Aim of the exercise — Find the line containing "Output a JSON", then output it and every line after it through the end of the listing below, exactly as written.

■ ■ ■ ■ ■ ■ ■

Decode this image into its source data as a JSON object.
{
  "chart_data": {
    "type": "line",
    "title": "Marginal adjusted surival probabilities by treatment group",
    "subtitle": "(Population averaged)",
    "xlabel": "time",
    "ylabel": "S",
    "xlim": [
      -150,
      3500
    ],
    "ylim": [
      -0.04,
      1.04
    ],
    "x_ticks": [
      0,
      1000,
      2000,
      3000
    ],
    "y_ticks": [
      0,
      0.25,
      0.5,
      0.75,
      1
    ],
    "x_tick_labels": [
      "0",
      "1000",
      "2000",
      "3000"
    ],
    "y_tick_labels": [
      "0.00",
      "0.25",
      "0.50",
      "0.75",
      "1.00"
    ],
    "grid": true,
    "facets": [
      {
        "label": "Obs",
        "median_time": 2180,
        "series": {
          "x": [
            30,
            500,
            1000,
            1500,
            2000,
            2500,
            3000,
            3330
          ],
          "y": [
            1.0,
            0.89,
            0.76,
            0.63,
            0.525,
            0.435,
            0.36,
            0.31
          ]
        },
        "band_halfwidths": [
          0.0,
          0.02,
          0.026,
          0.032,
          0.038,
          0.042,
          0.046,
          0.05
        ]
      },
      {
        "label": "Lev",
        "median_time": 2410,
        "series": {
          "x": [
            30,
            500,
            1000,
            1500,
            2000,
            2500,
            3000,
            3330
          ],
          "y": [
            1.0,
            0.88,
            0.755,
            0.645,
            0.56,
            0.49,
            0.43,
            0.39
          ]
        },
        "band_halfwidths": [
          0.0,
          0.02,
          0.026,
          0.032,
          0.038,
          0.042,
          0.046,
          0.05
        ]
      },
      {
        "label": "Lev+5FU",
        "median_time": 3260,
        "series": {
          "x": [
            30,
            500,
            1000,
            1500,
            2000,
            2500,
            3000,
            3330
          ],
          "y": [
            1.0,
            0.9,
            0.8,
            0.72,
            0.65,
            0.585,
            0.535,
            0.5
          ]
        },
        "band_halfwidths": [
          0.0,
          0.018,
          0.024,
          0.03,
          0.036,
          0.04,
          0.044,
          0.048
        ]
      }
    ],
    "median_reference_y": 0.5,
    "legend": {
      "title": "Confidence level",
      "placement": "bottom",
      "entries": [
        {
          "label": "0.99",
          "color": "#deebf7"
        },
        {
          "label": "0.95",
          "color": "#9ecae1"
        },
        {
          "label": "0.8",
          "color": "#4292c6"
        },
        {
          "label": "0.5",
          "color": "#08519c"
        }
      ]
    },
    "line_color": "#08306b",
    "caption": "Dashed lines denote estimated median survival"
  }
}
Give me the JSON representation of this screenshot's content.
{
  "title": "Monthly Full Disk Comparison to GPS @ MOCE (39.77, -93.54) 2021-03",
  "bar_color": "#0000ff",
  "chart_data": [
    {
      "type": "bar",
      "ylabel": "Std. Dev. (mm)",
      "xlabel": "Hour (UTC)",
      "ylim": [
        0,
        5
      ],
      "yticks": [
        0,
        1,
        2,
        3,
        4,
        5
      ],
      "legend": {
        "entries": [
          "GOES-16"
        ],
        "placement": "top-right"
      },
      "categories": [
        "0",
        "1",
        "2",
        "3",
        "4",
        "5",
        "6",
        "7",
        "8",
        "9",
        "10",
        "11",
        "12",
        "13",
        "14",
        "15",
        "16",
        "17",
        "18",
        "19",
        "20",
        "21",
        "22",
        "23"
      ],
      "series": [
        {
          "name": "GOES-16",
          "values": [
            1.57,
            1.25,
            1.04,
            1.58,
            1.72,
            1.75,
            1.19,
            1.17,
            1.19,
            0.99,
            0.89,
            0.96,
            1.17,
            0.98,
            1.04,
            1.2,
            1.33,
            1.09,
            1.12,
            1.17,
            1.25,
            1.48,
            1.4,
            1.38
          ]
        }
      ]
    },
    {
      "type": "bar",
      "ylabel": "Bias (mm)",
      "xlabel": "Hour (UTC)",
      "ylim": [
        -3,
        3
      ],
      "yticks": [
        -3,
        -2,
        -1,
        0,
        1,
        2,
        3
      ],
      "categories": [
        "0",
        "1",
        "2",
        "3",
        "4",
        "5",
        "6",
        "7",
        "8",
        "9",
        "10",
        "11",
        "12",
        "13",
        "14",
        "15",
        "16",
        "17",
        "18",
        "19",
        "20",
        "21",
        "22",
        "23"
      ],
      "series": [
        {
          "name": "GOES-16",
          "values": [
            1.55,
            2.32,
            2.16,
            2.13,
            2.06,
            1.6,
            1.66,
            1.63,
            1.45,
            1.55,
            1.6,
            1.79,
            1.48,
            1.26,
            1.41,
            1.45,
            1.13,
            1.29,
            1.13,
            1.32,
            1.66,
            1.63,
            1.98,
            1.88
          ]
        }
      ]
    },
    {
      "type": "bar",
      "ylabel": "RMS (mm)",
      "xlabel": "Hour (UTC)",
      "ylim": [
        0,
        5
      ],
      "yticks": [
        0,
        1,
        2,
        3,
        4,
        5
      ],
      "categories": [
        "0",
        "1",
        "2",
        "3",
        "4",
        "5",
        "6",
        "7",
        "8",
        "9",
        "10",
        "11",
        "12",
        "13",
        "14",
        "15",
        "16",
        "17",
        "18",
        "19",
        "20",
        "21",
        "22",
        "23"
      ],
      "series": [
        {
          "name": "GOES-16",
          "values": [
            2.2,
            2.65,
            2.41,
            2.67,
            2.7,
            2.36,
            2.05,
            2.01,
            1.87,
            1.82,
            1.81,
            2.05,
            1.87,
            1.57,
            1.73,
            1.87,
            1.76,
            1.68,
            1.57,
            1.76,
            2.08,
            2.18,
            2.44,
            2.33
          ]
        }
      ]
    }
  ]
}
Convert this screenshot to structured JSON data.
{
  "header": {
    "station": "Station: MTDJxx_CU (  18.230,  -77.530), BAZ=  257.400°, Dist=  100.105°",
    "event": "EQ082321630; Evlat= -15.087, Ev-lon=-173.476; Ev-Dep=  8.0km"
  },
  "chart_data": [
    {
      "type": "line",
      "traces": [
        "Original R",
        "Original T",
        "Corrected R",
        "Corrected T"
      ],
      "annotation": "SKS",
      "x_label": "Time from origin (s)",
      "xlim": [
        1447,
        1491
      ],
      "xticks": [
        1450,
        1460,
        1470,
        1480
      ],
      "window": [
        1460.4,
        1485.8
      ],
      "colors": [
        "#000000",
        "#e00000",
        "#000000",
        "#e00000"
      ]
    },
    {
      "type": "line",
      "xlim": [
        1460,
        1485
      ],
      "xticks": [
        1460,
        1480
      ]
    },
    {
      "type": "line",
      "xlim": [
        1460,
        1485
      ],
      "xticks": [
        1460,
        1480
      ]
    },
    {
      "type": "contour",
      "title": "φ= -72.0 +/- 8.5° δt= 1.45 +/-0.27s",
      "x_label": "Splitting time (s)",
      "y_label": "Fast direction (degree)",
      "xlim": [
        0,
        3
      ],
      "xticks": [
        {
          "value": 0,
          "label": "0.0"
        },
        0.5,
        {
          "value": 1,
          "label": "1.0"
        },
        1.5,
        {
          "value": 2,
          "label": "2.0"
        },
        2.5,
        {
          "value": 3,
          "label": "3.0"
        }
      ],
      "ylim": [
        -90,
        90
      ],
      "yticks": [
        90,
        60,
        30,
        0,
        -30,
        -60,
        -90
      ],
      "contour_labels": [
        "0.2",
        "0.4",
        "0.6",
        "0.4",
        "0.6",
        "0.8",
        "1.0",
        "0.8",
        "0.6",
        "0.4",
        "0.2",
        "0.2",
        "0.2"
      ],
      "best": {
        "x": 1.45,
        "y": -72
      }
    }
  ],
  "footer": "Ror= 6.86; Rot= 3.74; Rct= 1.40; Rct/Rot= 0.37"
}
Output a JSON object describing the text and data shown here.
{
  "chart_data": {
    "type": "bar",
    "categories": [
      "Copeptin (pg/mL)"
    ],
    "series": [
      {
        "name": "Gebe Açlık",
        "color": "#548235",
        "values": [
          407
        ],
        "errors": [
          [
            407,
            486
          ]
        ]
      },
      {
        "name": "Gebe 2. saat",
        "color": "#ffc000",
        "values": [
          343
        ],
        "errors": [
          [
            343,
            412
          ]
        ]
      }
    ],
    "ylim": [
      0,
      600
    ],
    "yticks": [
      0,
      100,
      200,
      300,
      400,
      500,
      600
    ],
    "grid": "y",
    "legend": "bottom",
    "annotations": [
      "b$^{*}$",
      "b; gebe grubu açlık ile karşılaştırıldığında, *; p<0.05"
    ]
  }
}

■ ■ ■ ■ ■ ■ ■

The solution —
Output a JSON object describing the text and data shown here.
{
  "chart_data": {
    "type": "bar",
    "categories": [
      "Copeptin (pg/mL)"
    ],
    "series": [
      {
        "name": "Gebe Açlık",
        "color": "#548235",
        "values": [
          407
        ],
        "errors": [
          [
            407,
            486
          ]
        ]
      },
      {
        "name": "Gebe 2. saat",
        "color": "#ffc000",
        "values": [
          343
        ],
        "errors": [
          [
            343,
            412
          ]
        ]
      }
    ],
    "ylim": [
      0,
      600
    ],
    "yticks": [
      0,
      100,
      200,
      300,
      400,
      500,
      600
    ],
    "grid": "y",
    "legend": "bottom",
    "annotations": [
      "b$^{*}$",
      "b; gebe grubu açlık ile karşılaştırıldığında, *; p<0.05"
    ]
  }
}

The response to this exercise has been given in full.